Exercise requirements: Copy out each line of the material in which the word "සඳහන" appears.

Records provided:
==================================================

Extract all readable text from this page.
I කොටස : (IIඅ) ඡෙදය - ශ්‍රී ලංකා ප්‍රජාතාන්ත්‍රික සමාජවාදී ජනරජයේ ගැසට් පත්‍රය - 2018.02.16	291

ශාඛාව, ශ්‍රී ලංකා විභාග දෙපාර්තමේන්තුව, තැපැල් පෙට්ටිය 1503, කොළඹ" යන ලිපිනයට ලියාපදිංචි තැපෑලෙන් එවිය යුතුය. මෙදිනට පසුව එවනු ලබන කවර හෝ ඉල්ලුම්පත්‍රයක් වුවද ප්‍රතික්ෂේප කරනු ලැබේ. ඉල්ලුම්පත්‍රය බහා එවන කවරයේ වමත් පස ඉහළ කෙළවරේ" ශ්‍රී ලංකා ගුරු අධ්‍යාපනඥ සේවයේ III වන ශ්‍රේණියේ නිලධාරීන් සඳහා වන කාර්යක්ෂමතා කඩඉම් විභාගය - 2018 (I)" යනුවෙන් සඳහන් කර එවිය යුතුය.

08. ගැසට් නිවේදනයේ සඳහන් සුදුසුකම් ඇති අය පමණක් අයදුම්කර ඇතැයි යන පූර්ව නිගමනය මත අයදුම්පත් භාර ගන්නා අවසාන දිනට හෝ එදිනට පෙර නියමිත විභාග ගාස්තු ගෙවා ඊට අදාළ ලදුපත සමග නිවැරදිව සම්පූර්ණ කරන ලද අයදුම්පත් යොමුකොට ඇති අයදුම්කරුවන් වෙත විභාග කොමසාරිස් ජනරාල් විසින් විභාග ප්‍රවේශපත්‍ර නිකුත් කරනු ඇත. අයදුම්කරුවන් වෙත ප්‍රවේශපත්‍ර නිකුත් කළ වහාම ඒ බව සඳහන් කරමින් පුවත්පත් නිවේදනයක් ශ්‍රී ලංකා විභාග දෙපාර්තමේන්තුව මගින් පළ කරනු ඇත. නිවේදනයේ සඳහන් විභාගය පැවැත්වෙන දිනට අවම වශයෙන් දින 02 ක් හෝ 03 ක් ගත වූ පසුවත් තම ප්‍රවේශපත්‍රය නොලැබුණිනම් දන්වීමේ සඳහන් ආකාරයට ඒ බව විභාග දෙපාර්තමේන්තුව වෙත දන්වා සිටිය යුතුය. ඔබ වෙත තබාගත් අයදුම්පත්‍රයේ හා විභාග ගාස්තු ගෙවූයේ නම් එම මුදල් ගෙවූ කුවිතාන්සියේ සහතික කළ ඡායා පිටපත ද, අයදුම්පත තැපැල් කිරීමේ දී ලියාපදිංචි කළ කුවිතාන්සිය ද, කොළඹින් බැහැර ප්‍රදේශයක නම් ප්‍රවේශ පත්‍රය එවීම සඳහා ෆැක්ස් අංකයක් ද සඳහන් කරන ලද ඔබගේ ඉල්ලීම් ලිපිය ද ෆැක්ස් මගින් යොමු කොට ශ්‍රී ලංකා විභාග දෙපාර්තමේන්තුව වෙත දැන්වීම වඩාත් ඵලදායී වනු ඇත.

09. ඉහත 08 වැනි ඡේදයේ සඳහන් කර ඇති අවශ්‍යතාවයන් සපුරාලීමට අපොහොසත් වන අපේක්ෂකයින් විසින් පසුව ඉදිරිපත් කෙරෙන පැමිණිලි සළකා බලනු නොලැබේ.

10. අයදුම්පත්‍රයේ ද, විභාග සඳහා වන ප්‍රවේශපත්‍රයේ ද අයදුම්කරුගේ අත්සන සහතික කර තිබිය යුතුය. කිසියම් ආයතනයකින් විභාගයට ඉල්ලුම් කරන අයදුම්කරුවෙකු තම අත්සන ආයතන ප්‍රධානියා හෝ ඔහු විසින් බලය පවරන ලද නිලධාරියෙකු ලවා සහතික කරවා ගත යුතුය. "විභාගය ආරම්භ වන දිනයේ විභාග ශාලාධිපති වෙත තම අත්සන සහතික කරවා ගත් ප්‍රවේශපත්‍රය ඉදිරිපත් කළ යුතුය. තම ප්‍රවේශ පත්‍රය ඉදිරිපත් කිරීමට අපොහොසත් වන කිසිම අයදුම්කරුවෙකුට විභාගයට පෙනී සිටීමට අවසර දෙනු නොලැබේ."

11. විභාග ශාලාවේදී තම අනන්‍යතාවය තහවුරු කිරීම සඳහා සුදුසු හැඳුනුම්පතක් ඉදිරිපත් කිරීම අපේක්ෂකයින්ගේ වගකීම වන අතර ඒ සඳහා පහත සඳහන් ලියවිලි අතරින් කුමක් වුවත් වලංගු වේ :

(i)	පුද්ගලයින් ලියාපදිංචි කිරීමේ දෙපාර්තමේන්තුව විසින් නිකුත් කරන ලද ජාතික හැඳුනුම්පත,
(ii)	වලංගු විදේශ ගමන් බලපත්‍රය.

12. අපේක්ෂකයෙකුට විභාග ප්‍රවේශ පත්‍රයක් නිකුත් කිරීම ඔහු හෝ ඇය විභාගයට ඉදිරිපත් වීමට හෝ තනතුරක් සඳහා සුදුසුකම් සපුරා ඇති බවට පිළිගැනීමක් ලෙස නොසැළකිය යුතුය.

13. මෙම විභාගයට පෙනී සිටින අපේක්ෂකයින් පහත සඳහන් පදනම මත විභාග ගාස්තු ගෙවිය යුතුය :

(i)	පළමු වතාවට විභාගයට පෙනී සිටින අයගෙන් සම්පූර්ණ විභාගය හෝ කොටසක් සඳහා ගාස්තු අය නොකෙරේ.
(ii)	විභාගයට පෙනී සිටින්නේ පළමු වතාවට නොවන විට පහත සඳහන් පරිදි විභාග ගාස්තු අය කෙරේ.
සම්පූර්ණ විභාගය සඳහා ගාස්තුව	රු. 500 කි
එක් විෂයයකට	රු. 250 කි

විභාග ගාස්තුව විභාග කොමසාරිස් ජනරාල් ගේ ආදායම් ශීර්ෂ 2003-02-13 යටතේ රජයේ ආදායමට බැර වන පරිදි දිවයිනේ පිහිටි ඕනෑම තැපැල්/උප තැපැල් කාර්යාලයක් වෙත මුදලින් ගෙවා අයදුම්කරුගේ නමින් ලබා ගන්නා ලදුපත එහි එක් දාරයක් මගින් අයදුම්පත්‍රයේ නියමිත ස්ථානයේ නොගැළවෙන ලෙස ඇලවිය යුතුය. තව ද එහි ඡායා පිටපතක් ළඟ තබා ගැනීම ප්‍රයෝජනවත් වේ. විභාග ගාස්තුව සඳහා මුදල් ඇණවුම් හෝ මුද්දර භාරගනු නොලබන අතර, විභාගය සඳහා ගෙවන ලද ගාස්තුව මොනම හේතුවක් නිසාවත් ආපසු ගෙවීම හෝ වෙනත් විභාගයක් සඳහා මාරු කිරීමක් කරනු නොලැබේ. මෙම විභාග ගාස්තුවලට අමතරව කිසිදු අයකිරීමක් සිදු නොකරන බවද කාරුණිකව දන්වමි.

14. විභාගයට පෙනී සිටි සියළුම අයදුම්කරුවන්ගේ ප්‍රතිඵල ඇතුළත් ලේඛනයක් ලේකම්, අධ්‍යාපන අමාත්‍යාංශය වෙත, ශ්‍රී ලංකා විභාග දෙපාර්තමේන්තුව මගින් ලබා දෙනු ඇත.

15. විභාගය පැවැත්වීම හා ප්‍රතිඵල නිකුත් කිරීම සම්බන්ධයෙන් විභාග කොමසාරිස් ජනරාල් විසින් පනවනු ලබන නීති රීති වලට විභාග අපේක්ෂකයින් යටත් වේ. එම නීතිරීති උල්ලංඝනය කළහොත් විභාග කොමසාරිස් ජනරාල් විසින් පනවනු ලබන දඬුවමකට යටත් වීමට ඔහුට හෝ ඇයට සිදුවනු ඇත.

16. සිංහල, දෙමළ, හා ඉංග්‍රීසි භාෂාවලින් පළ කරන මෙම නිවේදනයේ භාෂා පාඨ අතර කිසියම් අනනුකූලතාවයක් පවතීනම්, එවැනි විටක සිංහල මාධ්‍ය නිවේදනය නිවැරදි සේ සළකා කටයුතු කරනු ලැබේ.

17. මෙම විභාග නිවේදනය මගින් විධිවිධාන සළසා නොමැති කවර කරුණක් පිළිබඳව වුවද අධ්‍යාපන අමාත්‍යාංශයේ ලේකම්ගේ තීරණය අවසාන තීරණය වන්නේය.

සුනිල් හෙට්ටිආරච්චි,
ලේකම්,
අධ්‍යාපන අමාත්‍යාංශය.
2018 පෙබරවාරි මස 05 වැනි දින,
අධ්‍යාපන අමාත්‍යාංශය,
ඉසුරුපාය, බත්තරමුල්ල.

==================================================

Solution for this problem:
ශාඛාව, ශ්‍රී ලංකා විභාග දෙපාර්තමේන්තුව, තැපැල් පෙට්ටිය 1503, කොළඹ" යන ලිපිනයට ලියාපදිංචි තැපෑලෙන් එවිය යුතුය. මෙදිනට පසුව එවනු ලබන කවර හෝ ඉල්ලුම්පත්‍රයක් වුවද ප්‍රතික්ෂේප කරනු ලැබේ. ඉල්ලුම්පත්‍රය බහා එවන කවරයේ වමත් පස ඉහළ කෙළවරේ" ශ්‍රී ලංකා ගුරු අධ්‍යාපනඥ සේවයේ III වන ශ්‍රේණියේ නිලධාරීන් සඳහා වන කාර්යක්ෂමතා කඩඉම් විභාගය - 2018 (I)" යනුවෙන් සඳහන් කර එවිය යුතුය.
08. ගැසට් නිවේදනයේ සඳහන් සුදුසුකම් ඇති අය පමණක් අයදුම්කර ඇතැයි යන පූර්ව නිගමනය මත අයදුම්පත් භාර ගන්නා අවසාන දිනට හෝ එදිනට පෙර නියමිත විභාග ගාස්තු ගෙවා ඊට අදාළ ලදුපත සමග නිවැරදිව සම්පූර්ණ කරන ලද අයදුම්පත් යොමුකොට ඇති අයදුම්කරුවන් වෙත විභාග කොමසාරිස් ජනරාල් විසින් විභාග ප්‍රවේශපත්‍ර නිකුත් කරනු ඇත. අයදුම්කරුවන් වෙත ප්‍රවේශපත්‍ර නිකුත් කළ වහාම ඒ බව සඳහන් කරමින් පුවත්පත් නිවේදනයක් ශ්‍රී ලංකා විභාග දෙපාර්තමේන්තුව මගින් පළ කරනු ඇත. නිවේදනයේ සඳහන් විභාගය පැවැත්වෙන දිනට අවම වශයෙන් දින 02 ක් හෝ 03 ක් ගත වූ පසුවත් තම ප්‍රවේශපත්‍රය නොලැබුණිනම් දන්වීමේ සඳහන් ආකාරයට ඒ බව විභාග දෙපාර්තමේන්තුව වෙත දන්වා සිටිය යුතුය. ඔබ වෙත තබාගත් අයදුම්පත්‍රයේ හා විභාග ගාස්තු ගෙවූයේ නම් එම මුදල් ගෙවූ කුවිතාන්සියේ සහතික කළ ඡායා පිටපත ද, අයදුම්පත තැපැල් කිරීමේ දී ලියාපදිංචි කළ කුවිතාන්සිය ද, කොළඹින් බැහැර ප්‍රදේශයක නම් ප්‍රවේශ පත්‍රය එවීම සඳහා ෆැක්ස් අංකයක් ද සඳහන් කරන ලද ඔබගේ ඉල්ලීම් ලිපිය ද ෆැක්ස් මගින් යොමු කොට ශ්‍රී ලංකා විභාග දෙපාර්තමේන්තුව වෙත දැන්වීම වඩාත් ඵලදායී වනු ඇත.
09. ඉහත 08 වැනි ඡේදයේ සඳහන් කර ඇති අවශ්‍යතාවයන් සපුරාලීමට අපොහොසත් වන අපේක්ෂකයින් විසින් පසුව ඉදිරිපත් කෙරෙන පැමිණිලි සළකා බලනු නොලැබේ.
11. විභාග ශාලාවේදී තම අනන්‍යතාවය තහවුරු කිරීම සඳහා සුදුසු හැඳුනුම්පතක් ඉදිරිපත් කිරීම අපේක්ෂකයින්ගේ වගකීම වන අතර ඒ සඳහා පහත සඳහන් ලියවිලි අතරින් කුමක් වුවත් වලංගු වේ :
13. මෙම විභාගයට පෙනී සිටින අපේක්ෂකයින් පහත සඳහන් පදනම මත විභාග ගාස්තු ගෙවිය යුතුය :
(ii)	විභාගයට පෙනී සිටින්නේ පළමු වතාවට නොවන විට පහත සඳහන් පරිදි විභාග ගාස්තු අය කෙරේ.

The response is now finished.